EXERCISE GOAL: Pull every "document" line out of the data below.

· · · · ·

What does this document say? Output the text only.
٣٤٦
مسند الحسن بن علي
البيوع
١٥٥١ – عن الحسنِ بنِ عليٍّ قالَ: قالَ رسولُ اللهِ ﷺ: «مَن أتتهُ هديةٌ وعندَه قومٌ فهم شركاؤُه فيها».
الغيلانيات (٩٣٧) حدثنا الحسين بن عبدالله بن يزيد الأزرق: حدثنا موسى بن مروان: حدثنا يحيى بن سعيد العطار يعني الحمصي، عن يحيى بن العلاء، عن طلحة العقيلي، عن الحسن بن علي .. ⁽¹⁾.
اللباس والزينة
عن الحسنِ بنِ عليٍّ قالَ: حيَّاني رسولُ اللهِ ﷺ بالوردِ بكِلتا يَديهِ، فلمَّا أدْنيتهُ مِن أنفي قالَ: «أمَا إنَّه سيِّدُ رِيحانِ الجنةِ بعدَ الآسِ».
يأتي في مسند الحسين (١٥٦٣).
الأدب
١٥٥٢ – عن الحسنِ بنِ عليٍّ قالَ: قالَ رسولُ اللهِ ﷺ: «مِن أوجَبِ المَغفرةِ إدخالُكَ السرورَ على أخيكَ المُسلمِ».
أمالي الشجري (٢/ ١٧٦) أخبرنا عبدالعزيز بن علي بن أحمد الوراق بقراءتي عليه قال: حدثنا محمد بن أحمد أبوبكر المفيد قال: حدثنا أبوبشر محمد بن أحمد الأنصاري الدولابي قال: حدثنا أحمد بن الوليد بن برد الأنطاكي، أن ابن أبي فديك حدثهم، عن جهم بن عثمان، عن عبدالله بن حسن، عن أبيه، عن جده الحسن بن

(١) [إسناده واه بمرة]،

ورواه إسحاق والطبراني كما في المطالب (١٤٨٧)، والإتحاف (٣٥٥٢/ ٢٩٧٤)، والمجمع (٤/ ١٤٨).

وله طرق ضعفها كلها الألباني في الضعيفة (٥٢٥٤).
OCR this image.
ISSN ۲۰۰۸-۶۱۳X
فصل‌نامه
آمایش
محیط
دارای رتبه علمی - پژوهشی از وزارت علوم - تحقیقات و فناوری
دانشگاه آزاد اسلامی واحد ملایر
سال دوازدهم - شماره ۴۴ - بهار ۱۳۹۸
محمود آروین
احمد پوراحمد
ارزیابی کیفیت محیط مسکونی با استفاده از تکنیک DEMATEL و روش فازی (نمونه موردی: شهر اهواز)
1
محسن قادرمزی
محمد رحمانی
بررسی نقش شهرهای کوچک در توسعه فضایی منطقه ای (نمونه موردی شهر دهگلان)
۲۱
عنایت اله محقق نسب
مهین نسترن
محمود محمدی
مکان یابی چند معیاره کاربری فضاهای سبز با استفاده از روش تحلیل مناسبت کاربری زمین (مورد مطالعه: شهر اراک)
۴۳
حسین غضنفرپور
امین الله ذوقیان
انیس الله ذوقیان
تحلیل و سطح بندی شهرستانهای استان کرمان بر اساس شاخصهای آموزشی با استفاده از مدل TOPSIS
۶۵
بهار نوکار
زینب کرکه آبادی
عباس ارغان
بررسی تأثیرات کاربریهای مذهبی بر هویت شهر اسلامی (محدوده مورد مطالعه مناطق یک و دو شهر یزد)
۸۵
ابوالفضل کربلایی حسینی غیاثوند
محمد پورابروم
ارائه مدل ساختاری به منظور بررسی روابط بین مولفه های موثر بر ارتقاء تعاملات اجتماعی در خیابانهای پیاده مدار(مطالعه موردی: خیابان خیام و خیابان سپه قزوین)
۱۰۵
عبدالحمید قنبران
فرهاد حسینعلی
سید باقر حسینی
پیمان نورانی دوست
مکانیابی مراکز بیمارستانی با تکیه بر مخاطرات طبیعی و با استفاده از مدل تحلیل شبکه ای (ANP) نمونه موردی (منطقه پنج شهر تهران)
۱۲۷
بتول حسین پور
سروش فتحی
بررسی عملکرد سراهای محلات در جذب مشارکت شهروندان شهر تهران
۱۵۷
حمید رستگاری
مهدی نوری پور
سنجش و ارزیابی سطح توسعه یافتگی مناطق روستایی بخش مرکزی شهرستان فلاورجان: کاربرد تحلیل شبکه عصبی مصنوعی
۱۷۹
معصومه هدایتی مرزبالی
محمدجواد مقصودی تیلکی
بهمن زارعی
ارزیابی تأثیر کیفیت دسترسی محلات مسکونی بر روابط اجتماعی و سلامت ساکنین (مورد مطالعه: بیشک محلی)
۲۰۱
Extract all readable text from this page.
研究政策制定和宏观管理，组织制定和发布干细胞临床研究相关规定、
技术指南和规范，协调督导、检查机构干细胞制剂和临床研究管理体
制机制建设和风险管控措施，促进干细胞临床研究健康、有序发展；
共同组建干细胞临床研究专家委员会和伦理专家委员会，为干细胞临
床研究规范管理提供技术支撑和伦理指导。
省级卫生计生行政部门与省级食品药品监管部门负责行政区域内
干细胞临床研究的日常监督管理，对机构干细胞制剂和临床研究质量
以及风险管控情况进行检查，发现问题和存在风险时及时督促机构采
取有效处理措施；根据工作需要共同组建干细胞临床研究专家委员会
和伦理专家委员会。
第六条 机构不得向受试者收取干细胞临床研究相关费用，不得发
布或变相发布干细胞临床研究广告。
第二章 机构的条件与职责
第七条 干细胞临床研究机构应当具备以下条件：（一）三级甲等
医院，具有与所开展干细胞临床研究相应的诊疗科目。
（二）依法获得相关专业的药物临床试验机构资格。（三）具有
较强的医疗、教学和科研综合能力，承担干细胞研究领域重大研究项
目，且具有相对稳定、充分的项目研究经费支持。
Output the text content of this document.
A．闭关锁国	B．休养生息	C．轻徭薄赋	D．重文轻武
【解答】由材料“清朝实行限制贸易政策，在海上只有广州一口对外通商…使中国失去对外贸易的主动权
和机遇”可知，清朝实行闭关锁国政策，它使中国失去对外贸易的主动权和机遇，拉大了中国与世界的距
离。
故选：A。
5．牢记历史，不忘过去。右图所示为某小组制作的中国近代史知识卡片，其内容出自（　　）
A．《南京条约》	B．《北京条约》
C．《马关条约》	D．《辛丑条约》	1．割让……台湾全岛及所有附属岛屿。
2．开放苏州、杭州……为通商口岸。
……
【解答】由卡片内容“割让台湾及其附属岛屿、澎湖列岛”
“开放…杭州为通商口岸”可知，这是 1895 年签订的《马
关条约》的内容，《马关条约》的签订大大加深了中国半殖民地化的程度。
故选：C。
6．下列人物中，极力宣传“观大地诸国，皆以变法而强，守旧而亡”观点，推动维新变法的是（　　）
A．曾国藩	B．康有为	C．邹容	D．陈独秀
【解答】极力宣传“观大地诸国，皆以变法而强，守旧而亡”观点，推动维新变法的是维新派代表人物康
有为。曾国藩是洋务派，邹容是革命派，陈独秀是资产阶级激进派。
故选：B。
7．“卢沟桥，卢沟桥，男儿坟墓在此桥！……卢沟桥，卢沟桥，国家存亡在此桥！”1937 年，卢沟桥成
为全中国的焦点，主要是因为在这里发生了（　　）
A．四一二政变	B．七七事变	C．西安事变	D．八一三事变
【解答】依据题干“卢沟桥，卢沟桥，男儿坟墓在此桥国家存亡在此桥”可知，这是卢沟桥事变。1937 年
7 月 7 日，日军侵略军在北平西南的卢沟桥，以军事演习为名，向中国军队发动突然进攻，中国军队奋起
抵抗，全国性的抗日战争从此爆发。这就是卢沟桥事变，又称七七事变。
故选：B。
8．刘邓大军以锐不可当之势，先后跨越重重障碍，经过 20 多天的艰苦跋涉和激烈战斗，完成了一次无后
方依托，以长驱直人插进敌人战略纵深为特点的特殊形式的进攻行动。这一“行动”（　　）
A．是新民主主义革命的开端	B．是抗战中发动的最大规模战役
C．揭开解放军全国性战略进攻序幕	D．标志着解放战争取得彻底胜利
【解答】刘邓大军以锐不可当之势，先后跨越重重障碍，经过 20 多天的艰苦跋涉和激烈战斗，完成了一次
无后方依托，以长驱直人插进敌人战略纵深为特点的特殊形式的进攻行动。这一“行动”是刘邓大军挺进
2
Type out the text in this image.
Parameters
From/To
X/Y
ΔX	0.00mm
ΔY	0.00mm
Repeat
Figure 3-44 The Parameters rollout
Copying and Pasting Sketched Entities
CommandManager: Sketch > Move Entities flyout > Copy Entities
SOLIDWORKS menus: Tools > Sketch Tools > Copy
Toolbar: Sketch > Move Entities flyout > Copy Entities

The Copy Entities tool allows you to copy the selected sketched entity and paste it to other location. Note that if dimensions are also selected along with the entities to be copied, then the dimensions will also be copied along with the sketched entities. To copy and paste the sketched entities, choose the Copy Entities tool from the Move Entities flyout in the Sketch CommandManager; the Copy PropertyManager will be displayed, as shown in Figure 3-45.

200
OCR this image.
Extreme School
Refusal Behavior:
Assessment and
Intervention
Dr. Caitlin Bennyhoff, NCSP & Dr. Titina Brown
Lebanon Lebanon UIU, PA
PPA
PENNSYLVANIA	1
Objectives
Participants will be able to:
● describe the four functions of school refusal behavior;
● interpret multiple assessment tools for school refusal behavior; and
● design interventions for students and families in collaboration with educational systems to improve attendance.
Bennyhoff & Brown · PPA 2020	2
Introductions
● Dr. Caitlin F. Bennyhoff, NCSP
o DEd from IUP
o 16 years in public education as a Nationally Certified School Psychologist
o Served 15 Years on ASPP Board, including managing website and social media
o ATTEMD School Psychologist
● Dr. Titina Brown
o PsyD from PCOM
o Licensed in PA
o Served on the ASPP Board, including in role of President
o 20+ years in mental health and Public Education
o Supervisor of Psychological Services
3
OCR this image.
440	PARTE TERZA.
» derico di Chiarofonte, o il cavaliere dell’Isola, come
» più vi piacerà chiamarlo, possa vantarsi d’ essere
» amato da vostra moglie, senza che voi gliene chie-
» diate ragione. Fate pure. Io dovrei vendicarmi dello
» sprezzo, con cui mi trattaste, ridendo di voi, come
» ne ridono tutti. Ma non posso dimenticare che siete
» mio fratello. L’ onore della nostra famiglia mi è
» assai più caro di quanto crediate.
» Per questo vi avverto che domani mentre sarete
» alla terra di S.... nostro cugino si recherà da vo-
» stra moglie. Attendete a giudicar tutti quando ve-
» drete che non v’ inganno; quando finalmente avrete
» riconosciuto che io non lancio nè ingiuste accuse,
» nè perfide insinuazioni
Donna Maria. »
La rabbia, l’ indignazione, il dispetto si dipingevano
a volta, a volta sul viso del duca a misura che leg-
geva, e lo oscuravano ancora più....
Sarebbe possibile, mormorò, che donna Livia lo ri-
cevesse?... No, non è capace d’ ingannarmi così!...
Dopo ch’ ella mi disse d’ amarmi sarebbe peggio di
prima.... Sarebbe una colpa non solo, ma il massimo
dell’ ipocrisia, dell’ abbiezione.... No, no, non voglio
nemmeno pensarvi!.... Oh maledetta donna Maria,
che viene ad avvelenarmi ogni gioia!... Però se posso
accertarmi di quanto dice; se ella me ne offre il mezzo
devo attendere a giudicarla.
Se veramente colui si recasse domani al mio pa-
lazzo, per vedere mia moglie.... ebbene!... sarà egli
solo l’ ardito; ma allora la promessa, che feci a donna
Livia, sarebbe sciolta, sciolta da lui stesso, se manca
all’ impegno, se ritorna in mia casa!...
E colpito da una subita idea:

· · · · ·

TASK OUTPUT:
What does this document say? Output the text only.
Output the text content of this document.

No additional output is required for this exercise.